= SOURCE DOCUMENT =
------------------------------------------------

NAC administration maintains the normal distribution of CGs

It has previously been shown that post-ovulatory oocyte aging causes morphological changes in the spindle, as well as abnormal distribution in CGs. We investigated the distribution of CGs during post-ovulatory oocyte aging in vitro with or without NAC treatment. Confocal microscopy showed that different distribution patterns of CGs appeared during post-ovulatory oocyte aging in vitro. We determined that oocytes displayed a layer of CGs beneath the oolemma and a distinct CG-free domain near the area of the spindle apparatus that we called normal distribution in fresh oocytes. On the other hand, during post-ovulatory oocyte aging, CG congregation occurred. We found two major types of abnormal distribution: type I, all CGs moved to the cortex of oocytes without leaving CG-free domains; Type II, CGs moved to CG-free domains near the chromosomes (Figure 3A), and the percentage of abnormal distribution of CGs clearly increased obviously at 18h and 24h of in vitro culture in contrast to fresh oocytes. However, compared with control oocytes, the oocytes treated with 0.6mM NAC showed a lower percentage of abnormal CG distribution at 18h and 24h (Figure 3B), indicating its protective effect on post-ovulatory oocyte aging in vitro. However, no significant difference was observed between the NAC supplementation group and the control group at 12h of culture in vitro.

------------------------------------------------

(Dataset entries)
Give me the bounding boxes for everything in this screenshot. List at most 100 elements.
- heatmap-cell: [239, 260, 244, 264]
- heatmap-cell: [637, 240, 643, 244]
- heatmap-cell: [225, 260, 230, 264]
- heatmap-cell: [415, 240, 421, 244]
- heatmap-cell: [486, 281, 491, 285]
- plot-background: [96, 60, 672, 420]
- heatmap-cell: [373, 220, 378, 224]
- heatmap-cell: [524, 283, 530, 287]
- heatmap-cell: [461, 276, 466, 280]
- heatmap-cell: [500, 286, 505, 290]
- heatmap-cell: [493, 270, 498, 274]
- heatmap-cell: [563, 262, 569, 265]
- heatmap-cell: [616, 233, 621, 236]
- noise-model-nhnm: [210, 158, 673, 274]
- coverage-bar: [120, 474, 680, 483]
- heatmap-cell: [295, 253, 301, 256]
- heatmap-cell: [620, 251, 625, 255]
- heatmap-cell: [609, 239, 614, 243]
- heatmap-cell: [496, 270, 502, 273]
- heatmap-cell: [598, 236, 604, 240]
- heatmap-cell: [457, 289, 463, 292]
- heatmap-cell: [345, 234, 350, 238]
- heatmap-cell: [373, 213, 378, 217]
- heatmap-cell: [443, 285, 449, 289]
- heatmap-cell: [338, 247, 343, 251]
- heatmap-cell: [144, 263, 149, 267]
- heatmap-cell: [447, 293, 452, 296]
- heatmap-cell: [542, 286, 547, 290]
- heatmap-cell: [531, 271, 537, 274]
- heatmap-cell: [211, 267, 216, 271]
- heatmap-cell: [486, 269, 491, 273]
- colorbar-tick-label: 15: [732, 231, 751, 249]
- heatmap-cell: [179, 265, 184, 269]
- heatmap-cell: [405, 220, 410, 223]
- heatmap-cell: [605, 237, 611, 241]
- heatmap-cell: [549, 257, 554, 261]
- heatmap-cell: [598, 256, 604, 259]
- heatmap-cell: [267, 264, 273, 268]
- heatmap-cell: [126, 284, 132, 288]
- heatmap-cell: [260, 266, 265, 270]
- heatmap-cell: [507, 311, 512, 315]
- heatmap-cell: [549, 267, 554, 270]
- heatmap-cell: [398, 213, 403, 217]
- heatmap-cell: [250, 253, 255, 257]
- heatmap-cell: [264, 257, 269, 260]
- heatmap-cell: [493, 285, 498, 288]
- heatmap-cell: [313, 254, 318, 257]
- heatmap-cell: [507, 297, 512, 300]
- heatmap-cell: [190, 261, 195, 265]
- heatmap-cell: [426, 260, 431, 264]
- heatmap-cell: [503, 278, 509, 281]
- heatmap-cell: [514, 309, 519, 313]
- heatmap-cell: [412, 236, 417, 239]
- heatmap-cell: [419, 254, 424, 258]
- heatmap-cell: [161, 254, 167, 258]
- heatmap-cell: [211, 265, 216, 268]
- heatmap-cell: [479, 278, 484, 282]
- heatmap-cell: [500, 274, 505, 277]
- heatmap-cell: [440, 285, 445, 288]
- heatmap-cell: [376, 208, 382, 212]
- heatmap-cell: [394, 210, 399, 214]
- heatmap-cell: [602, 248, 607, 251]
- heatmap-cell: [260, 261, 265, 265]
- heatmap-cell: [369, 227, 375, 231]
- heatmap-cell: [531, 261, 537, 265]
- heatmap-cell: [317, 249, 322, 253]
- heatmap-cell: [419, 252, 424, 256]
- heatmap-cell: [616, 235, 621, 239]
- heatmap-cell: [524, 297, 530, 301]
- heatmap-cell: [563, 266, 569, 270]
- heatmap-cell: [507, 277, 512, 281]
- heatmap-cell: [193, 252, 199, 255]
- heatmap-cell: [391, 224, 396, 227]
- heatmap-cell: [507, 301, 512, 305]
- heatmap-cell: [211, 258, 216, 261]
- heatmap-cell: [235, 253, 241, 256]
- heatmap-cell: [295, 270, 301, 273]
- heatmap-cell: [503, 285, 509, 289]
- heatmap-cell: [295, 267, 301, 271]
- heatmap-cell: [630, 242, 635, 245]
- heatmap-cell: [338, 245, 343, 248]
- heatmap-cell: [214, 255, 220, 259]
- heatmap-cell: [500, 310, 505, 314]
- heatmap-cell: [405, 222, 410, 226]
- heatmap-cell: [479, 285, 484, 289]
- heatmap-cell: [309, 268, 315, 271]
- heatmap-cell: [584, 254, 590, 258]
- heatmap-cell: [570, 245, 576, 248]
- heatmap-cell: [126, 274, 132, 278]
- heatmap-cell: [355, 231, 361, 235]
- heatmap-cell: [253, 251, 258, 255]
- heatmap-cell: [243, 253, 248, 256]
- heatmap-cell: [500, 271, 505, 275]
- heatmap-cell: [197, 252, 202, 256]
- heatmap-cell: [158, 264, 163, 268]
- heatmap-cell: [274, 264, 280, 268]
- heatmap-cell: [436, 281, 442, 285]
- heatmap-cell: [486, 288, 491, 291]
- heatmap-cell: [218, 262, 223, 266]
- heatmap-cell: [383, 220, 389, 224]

------------------------------------------------

= TASKS TO PERFORM =
1. In the passage about CG distribution, what concentration of NAC were the treated oocytes given?
2. According to the passage about CG distribution, why do the researchers say NAC has a protective effect on post-ovulatory oocyte aging in vitro?
3. List every in vitro culture time point mentioned in the passage about CG distribution.
Rely only on the passage about CG distribution for your answers.

= EXERCISE RESULTS =
1. 0.6 mM.

2. Compared with control oocytes, oocytes treated with 0.6 mM NAC showed a lower percentage of abnormal CG distribution at 18h and 24h of culture. The researchers took this as a sign of NAC's protective effect.

3. 12h, 18h, 24h